*PROVIDED DATA:*
▬▬▬▬▬▬▬▬▬▬

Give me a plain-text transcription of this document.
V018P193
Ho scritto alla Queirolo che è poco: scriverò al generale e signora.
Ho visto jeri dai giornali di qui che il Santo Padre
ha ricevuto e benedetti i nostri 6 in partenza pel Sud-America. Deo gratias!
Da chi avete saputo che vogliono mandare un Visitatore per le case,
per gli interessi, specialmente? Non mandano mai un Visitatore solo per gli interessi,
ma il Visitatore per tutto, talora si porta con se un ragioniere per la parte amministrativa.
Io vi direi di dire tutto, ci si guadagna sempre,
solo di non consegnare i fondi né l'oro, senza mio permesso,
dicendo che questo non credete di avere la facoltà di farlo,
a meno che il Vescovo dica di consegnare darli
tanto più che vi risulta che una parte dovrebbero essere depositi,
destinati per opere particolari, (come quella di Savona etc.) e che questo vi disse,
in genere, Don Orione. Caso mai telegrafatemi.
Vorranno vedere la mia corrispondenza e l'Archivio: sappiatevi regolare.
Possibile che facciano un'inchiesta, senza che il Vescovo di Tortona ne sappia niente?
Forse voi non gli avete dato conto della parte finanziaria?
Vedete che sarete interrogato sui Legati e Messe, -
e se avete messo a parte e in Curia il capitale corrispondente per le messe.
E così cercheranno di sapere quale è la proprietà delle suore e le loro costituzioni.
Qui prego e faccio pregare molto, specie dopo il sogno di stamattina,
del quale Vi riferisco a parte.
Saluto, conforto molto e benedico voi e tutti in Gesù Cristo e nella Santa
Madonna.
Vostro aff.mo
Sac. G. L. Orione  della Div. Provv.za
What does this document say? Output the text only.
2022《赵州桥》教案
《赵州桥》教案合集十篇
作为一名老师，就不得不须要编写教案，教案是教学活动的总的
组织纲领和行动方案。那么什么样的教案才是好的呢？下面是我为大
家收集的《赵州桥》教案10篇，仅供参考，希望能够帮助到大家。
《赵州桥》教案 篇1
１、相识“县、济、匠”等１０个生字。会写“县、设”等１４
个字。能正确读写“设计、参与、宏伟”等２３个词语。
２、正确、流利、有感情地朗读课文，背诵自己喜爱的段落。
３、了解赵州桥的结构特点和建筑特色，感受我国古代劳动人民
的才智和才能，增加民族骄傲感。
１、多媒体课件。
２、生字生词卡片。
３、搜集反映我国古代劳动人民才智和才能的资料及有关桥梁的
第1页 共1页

▬▬▬▬▬▬▬▬▬▬

*PROBLEM:* Find how many lines of the entries contain "tutto". Respond with the number only.

*EXPECTED ANSWER:* 2